=== Problem to solve ===
Identify each line below that contains the word "based", and copy it out.

[START Dataset extract]

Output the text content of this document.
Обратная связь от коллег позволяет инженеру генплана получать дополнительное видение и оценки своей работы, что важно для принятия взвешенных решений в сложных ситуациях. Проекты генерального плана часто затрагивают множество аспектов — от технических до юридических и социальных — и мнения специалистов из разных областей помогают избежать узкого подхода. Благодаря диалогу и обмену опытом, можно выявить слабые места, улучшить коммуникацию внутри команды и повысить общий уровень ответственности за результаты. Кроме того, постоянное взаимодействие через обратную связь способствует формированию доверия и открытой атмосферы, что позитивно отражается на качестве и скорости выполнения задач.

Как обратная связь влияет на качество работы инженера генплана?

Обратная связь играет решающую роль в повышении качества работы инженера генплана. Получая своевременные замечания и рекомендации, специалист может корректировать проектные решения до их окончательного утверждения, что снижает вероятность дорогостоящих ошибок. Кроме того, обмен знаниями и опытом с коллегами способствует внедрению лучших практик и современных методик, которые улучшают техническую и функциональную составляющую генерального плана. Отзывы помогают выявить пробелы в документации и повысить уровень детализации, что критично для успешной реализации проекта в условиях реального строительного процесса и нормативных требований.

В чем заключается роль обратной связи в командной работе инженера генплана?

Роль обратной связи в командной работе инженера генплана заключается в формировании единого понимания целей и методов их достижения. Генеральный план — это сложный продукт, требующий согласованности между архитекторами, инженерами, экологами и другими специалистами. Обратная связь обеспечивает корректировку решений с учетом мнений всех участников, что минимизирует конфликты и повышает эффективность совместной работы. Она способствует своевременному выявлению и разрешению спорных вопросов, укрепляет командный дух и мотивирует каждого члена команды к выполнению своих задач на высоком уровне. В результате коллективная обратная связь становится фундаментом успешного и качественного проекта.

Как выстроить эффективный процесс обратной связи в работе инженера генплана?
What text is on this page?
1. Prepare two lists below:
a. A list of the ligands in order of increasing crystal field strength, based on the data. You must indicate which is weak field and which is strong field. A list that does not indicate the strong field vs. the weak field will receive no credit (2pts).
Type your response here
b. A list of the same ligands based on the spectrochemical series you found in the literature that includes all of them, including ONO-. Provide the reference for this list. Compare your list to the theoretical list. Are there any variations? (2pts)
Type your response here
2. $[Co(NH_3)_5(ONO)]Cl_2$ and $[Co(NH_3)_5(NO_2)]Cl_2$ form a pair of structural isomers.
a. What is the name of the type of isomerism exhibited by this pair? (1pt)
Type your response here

[END Dataset extract]

=== Reply to the exercise ===
a. A list of the ligands in order of increasing crystal field strength, based on the data. You must indicate which is weak field and which is strong field. A list that does not indicate the strong field vs. the weak field will receive no credit (2pts).
b. A list of the same ligands based on the spectrochemical series you found in the literature that includes all of them, including ONO-. Provide the reference for this list. Compare your list to the theoretical list. Are there any variations? (2pts)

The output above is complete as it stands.